STATED EXERCISE:
Write out each entry, exactly the way it appears.

DATASET RECORDS:
################
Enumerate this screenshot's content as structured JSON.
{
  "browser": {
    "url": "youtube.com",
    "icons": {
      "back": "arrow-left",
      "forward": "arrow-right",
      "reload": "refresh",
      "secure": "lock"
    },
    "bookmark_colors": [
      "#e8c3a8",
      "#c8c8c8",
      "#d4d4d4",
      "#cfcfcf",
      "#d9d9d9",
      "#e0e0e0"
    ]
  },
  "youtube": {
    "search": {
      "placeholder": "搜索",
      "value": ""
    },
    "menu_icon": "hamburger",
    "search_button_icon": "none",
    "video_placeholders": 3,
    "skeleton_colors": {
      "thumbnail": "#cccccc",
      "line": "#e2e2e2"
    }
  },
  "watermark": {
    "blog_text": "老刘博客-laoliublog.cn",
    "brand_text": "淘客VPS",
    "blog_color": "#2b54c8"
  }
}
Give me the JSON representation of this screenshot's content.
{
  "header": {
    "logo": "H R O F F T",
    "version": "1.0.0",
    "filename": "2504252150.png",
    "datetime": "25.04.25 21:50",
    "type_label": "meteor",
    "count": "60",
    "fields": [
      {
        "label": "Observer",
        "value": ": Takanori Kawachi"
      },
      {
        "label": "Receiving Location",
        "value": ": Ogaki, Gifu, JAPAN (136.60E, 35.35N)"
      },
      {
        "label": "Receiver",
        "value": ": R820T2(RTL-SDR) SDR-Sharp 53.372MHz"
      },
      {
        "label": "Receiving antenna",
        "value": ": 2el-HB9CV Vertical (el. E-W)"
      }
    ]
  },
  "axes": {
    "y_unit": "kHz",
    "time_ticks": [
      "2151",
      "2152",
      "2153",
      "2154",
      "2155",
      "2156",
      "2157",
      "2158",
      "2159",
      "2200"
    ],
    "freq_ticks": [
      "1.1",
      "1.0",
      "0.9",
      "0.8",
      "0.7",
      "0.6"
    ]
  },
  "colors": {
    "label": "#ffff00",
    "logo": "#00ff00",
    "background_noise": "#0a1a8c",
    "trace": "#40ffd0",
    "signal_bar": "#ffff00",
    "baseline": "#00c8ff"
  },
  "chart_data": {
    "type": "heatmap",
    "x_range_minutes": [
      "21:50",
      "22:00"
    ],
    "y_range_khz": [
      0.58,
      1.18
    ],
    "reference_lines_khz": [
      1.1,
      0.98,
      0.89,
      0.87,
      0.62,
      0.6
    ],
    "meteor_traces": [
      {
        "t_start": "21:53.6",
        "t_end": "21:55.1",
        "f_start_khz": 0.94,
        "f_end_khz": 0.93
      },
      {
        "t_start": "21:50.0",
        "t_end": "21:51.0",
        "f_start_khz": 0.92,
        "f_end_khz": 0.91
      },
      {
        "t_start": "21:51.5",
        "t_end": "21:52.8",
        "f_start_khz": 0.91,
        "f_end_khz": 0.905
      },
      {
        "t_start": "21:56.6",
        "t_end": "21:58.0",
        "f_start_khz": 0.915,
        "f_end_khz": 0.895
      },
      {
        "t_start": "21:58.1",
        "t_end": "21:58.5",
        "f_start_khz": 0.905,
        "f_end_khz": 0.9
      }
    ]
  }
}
################
EXERCISE RESULT:
Enumerate this screenshot's content as structured JSON.
{
  "browser": {
    "url": "youtube.com",
    "icons": {
      "back": "arrow-left",
      "forward": "arrow-right",
      "reload": "refresh",
      "secure": "lock"
    },
    "bookmark_colors": [
      "#e8c3a8",
      "#c8c8c8",
      "#d4d4d4",
      "#cfcfcf",
      "#d9d9d9",
      "#e0e0e0"
    ]
  },
  "youtube": {
    "search": {
      "placeholder": "搜索",
      "value": ""
    },
    "menu_icon": "hamburger",
    "search_button_icon": "none",
    "video_placeholders": 3,
    "skeleton_colors": {
      "thumbnail": "#cccccc",
      "line": "#e2e2e2"
    }
  },
  "watermark": {
    "blog_text": "老刘博客-laoliublog.cn",
    "brand_text": "淘客VPS",
    "blog_color": "#2b54c8"
  }
}
Give me the JSON representation of this screenshot's content.
{
  "header": {
    "logo": "H R O F F T",
    "version": "1.0.0",
    "filename": "2504252150.png",
    "datetime": "25.04.25 21:50",
    "type_label": "meteor",
    "count": "60",
    "fields": [
      {
        "label": "Observer",
        "value": ": Takanori Kawachi"
      },
      {
        "label": "Receiving Location",
        "value": ": Ogaki, Gifu, JAPAN (136.60E, 35.35N)"
      },
      {
        "label": "Receiver",
        "value": ": R820T2(RTL-SDR) SDR-Sharp 53.372MHz"
      },
      {
        "label": "Receiving antenna",
        "value": ": 2el-HB9CV Vertical (el. E-W)"
      }
    ]
  },
  "axes": {
    "y_unit": "kHz",
    "time_ticks": [
      "2151",
      "2152",
      "2153",
      "2154",
      "2155",
      "2156",
      "2157",
      "2158",
      "2159",
      "2200"
    ],
    "freq_ticks": [
      "1.1",
      "1.0",
      "0.9",
      "0.8",
      "0.7",
      "0.6"
    ]
  },
  "colors": {
    "label": "#ffff00",
    "logo": "#00ff00",
    "background_noise": "#0a1a8c",
    "trace": "#40ffd0",
    "signal_bar": "#ffff00",
    "baseline": "#00c8ff"
  },
  "chart_data": {
    "type": "heatmap",
    "x_range_minutes": [
      "21:50",
      "22:00"
    ],
    "y_range_khz": [
      0.58,
      1.18
    ],
    "reference_lines_khz": [
      1.1,
      0.98,
      0.89,
      0.87,
      0.62,
      0.6
    ],
    "meteor_traces": [
      {
        "t_start": "21:53.6",
        "t_end": "21:55.1",
        "f_start_khz": 0.94,
        "f_end_khz": 0.93
      },
      {
        "t_start": "21:50.0",
        "t_end": "21:51.0",
        "f_start_khz": 0.92,
        "f_end_khz": 0.91
      },
      {
        "t_start": "21:51.5",
        "t_end": "21:52.8",
        "f_start_khz": 0.91,
        "f_end_khz": 0.905
      },
      {
        "t_start": "21:56.6",
        "t_end": "21:58.0",
        "f_start_khz": 0.915,
        "f_end_khz": 0.895
      },
      {
        "t_start": "21:58.1",
        "t_end": "21:58.5",
        "f_start_khz": 0.905,
        "f_end_khz": 0.9
      }
    ]
  }
}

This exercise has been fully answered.